[Task]:
In the records below, find the line that contains "Convert this chart". Retype that line and all the lines after it through the end, leaving out the pictures.

[Data for processing]:
- - - - - - -
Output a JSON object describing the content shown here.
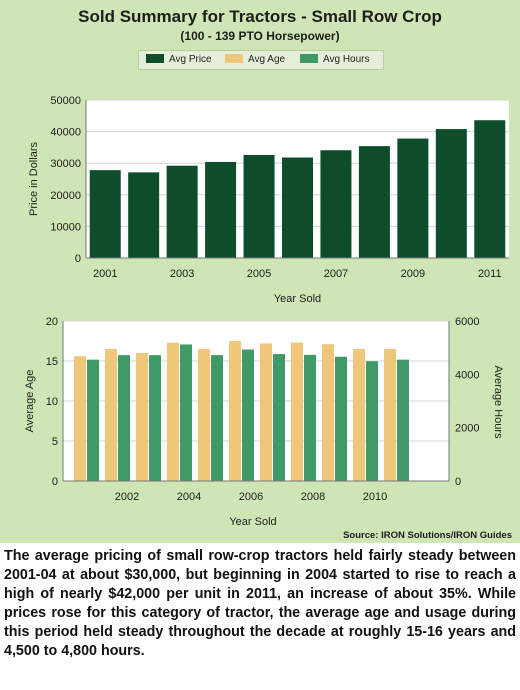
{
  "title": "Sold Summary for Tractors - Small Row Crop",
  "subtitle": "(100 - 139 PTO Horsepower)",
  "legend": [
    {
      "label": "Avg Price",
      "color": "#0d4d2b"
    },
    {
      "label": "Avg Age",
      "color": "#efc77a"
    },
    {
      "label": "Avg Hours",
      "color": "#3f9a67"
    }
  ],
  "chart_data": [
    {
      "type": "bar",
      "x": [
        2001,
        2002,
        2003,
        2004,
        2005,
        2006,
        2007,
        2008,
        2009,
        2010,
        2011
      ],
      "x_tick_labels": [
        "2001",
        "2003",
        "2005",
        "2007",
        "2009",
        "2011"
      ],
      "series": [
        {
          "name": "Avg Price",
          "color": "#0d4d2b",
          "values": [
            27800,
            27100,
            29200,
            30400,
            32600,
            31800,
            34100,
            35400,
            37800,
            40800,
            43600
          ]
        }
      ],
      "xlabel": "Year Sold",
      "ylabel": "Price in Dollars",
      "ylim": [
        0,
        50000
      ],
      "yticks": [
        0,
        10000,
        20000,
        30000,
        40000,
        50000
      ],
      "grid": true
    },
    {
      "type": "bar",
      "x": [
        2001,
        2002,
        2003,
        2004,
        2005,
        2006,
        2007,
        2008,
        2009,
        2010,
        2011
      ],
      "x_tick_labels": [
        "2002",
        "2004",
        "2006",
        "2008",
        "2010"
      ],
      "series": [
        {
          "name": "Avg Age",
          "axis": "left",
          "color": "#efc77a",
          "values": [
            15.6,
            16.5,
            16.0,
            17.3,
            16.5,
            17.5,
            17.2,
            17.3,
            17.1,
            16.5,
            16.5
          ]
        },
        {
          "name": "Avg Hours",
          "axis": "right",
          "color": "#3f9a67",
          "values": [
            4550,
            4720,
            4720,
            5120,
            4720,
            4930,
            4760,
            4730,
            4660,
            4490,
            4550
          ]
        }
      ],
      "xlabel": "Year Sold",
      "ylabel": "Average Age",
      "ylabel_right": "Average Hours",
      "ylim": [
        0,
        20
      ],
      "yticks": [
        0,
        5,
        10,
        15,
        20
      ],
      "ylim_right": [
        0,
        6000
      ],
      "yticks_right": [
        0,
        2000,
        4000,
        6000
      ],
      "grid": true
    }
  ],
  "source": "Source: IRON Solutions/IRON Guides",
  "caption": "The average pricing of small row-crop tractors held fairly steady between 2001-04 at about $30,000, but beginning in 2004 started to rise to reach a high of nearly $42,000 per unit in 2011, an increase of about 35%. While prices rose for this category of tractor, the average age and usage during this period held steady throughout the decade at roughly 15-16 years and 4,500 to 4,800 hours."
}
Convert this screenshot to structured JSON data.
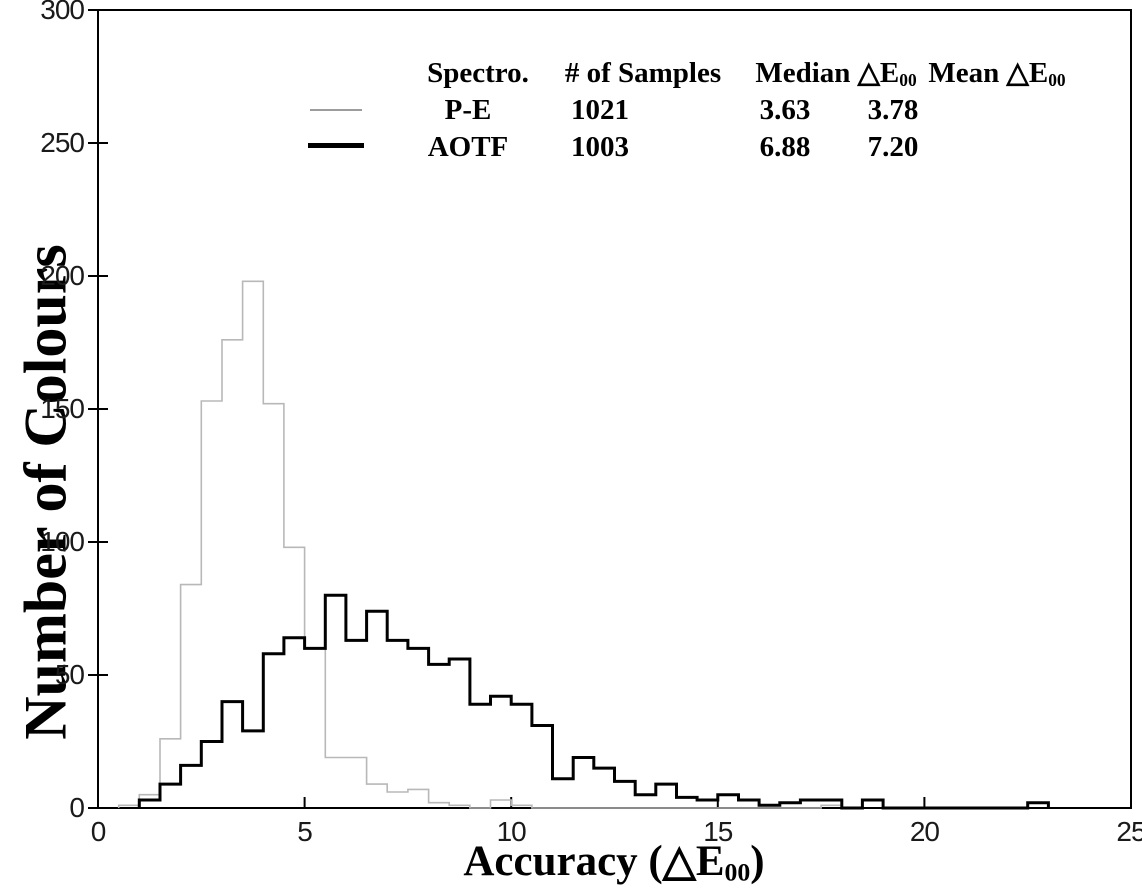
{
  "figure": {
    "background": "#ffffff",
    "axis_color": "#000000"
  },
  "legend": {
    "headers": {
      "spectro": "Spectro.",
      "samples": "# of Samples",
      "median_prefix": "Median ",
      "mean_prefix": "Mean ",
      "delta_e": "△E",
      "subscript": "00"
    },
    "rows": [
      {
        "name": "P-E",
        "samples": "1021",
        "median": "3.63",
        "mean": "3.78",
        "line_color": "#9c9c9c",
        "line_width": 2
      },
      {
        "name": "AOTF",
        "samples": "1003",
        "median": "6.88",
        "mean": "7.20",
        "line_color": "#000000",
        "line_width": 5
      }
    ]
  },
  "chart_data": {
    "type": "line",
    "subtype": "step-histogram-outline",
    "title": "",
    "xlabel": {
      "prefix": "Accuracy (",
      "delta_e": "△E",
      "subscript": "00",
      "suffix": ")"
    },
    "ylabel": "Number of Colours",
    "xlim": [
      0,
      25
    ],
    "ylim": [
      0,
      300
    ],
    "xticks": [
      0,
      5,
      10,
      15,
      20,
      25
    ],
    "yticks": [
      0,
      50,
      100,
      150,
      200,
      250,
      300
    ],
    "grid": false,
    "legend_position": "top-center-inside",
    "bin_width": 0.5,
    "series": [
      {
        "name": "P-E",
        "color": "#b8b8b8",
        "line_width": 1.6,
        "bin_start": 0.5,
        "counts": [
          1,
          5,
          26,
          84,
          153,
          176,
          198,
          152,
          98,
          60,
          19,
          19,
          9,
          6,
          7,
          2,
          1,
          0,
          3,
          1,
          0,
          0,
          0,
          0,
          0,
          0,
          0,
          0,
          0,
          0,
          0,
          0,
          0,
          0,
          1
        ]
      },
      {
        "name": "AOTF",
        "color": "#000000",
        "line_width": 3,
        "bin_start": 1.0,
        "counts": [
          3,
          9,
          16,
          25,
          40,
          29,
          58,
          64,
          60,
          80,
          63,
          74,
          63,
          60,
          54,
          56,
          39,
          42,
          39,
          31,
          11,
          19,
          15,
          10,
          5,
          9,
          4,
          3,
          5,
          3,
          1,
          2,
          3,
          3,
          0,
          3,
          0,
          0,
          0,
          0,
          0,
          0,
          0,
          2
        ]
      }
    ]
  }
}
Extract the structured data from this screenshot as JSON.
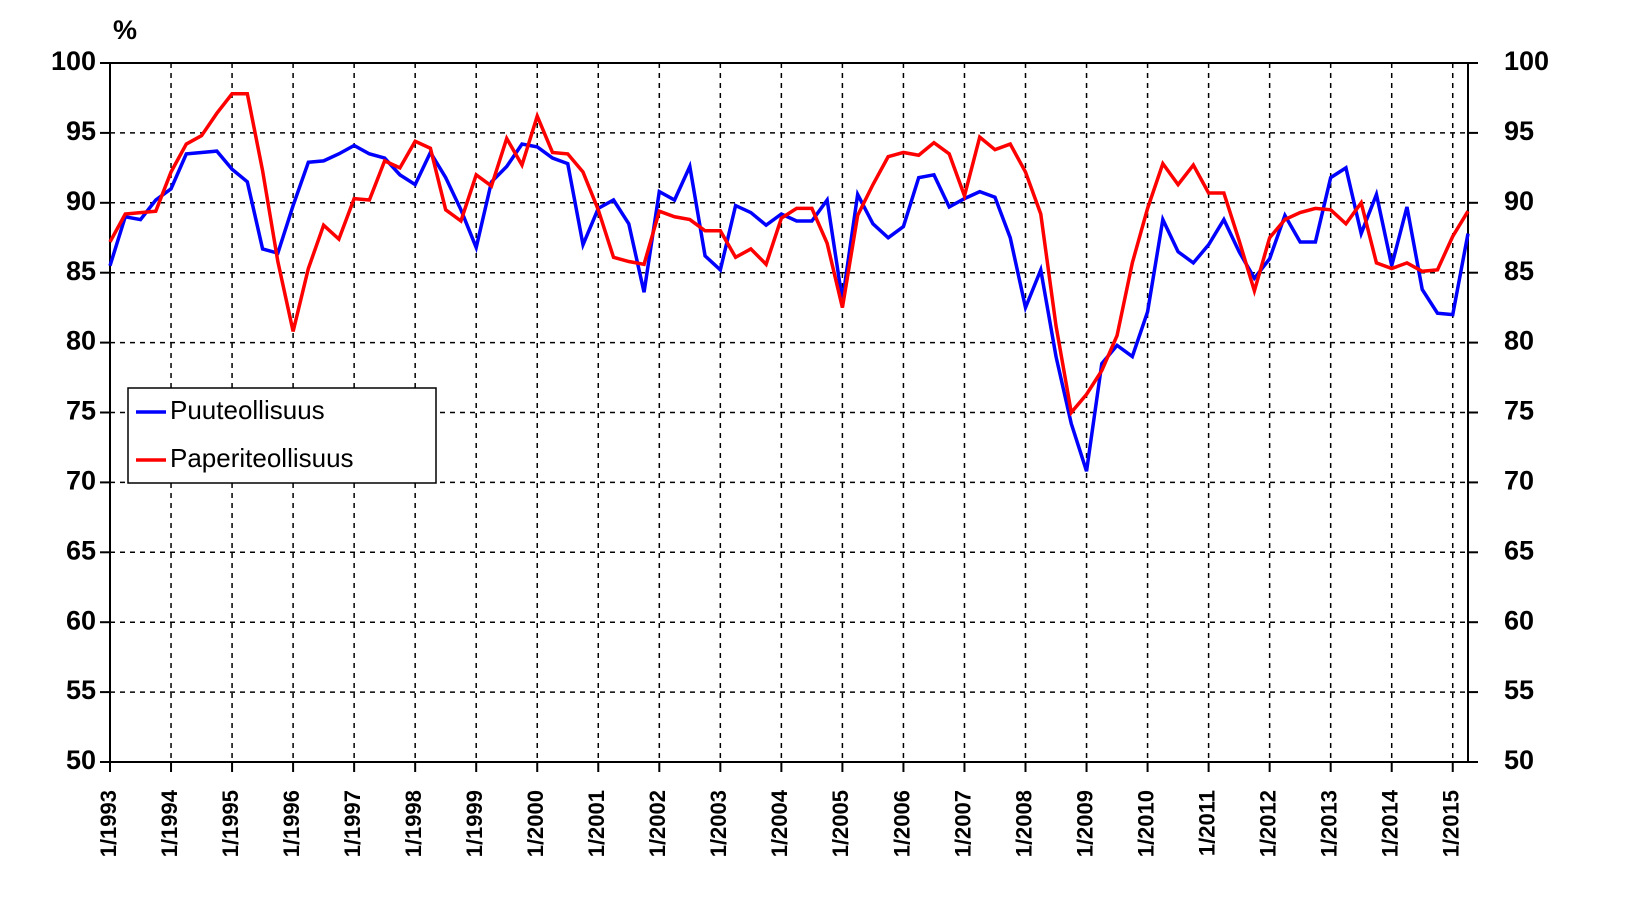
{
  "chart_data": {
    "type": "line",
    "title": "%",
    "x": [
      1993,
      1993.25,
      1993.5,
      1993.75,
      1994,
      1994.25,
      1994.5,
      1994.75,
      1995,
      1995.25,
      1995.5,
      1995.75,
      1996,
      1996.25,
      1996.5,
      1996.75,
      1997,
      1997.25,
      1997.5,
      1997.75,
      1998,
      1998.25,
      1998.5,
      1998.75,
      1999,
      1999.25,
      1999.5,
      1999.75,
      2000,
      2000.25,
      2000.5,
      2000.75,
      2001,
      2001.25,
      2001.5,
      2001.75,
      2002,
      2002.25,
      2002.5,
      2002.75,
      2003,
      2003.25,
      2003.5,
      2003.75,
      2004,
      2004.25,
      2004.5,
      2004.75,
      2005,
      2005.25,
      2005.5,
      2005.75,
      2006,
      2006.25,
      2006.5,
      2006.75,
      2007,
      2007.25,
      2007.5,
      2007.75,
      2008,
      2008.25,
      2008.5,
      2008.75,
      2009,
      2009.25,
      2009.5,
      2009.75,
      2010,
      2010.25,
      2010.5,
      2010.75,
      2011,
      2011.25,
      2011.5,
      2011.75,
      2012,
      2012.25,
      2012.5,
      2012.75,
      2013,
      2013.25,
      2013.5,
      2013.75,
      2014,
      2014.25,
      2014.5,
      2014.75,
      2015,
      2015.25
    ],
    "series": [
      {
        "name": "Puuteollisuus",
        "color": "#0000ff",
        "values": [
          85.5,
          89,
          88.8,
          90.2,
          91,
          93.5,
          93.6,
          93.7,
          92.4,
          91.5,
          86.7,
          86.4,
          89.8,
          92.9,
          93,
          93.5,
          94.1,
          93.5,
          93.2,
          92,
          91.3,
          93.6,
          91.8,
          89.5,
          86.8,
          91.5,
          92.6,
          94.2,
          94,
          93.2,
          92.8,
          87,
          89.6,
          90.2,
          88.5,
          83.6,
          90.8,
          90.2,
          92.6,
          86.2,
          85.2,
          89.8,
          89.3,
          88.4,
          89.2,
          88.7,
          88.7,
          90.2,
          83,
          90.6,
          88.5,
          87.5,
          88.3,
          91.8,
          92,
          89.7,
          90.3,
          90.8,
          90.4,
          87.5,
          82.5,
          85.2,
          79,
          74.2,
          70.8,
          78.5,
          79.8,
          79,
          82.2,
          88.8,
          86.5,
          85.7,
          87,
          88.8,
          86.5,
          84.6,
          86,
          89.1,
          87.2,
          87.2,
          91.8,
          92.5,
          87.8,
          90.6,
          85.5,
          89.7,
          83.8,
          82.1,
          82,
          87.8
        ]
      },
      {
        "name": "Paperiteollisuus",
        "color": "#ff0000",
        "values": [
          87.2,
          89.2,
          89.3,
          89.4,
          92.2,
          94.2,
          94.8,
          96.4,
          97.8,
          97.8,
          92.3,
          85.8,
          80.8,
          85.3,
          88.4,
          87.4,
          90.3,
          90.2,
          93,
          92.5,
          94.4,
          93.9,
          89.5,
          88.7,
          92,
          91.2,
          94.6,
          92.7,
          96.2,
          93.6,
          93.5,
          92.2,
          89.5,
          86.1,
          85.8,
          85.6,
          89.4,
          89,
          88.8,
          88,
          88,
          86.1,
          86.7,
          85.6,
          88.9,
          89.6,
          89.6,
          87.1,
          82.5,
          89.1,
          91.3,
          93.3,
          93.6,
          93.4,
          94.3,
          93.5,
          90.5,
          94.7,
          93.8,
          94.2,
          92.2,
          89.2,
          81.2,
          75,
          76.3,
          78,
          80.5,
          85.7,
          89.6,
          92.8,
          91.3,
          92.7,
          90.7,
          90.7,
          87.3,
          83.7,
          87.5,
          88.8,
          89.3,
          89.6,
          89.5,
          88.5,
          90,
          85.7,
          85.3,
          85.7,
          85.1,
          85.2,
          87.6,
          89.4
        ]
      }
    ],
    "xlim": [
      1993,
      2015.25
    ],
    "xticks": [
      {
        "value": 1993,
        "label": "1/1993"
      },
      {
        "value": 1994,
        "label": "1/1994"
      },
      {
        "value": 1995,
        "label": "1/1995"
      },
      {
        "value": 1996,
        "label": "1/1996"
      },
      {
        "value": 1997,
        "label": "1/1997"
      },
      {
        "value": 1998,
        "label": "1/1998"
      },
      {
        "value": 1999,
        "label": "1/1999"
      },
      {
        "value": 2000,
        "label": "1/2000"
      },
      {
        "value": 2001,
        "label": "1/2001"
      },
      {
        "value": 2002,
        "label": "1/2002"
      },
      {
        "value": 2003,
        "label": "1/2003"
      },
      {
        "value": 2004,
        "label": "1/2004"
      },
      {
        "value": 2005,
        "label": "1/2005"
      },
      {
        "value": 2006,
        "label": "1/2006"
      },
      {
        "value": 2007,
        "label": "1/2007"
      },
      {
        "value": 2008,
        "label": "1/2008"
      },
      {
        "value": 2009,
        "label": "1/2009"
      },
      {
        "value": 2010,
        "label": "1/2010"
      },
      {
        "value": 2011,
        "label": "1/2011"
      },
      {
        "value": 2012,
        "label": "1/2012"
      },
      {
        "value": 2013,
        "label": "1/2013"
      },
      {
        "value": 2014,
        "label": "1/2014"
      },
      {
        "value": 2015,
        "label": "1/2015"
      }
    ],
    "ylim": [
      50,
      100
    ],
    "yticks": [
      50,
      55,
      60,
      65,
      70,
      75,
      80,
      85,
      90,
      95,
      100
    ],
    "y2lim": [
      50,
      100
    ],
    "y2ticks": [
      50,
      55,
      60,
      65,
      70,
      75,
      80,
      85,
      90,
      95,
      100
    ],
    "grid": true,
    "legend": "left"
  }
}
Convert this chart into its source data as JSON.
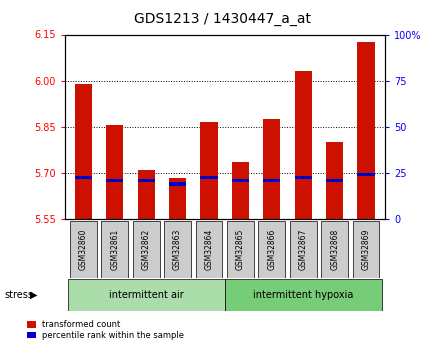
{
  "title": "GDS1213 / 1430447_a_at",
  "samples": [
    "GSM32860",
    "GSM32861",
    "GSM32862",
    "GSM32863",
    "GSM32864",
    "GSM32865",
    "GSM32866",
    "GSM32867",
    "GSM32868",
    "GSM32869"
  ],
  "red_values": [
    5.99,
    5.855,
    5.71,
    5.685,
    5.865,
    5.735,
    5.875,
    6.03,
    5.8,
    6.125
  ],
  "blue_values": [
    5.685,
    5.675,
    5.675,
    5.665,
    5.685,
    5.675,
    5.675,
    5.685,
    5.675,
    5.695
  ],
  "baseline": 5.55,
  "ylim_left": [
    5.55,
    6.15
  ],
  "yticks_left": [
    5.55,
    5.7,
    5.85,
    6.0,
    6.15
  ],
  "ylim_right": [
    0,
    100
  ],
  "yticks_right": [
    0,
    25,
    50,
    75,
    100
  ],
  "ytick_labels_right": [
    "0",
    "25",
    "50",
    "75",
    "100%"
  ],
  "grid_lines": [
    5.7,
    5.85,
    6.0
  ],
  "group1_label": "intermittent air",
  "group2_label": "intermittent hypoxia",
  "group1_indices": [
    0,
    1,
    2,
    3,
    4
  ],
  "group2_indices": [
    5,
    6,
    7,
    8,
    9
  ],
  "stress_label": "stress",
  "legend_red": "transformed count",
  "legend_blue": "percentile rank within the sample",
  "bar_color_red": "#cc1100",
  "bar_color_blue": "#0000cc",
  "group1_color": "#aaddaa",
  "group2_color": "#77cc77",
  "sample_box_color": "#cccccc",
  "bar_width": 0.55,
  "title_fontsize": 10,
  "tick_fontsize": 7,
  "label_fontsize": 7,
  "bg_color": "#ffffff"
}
- - - - - - -
[Response to this exercise]:
Convert this chart into its source data as JSON.
{
  "title": "GDS1213 / 1430447_a_at",
  "samples": [
    "GSM32860",
    "GSM32861",
    "GSM32862",
    "GSM32863",
    "GSM32864",
    "GSM32865",
    "GSM32866",
    "GSM32867",
    "GSM32868",
    "GSM32869"
  ],
  "red_values": [
    5.99,
    5.855,
    5.71,
    5.685,
    5.865,
    5.735,
    5.875,
    6.03,
    5.8,
    6.125
  ],
  "blue_values": [
    5.685,
    5.675,
    5.675,
    5.665,
    5.685,
    5.675,
    5.675,
    5.685,
    5.675,
    5.695
  ],
  "baseline": 5.55,
  "ylim_left": [
    5.55,
    6.15
  ],
  "yticks_left": [
    5.55,
    5.7,
    5.85,
    6.0,
    6.15
  ],
  "ylim_right": [
    0,
    100
  ],
  "yticks_right": [
    0,
    25,
    50,
    75,
    100
  ],
  "ytick_labels_right": [
    "0",
    "25",
    "50",
    "75",
    "100%"
  ],
  "grid_lines": [
    5.7,
    5.85,
    6.0
  ],
  "group1_label": "intermittent air",
  "group2_label": "intermittent hypoxia",
  "group1_indices": [
    0,
    1,
    2,
    3,
    4
  ],
  "group2_indices": [
    5,
    6,
    7,
    8,
    9
  ],
  "stress_label": "stress",
  "legend_red": "transformed count",
  "legend_blue": "percentile rank within the sample",
  "bar_color_red": "#cc1100",
  "bar_color_blue": "#0000cc",
  "group1_color": "#aaddaa",
  "group2_color": "#77cc77",
  "sample_box_color": "#cccccc",
  "bar_width": 0.55,
  "title_fontsize": 10,
  "tick_fontsize": 7,
  "label_fontsize": 7,
  "bg_color": "#ffffff"
}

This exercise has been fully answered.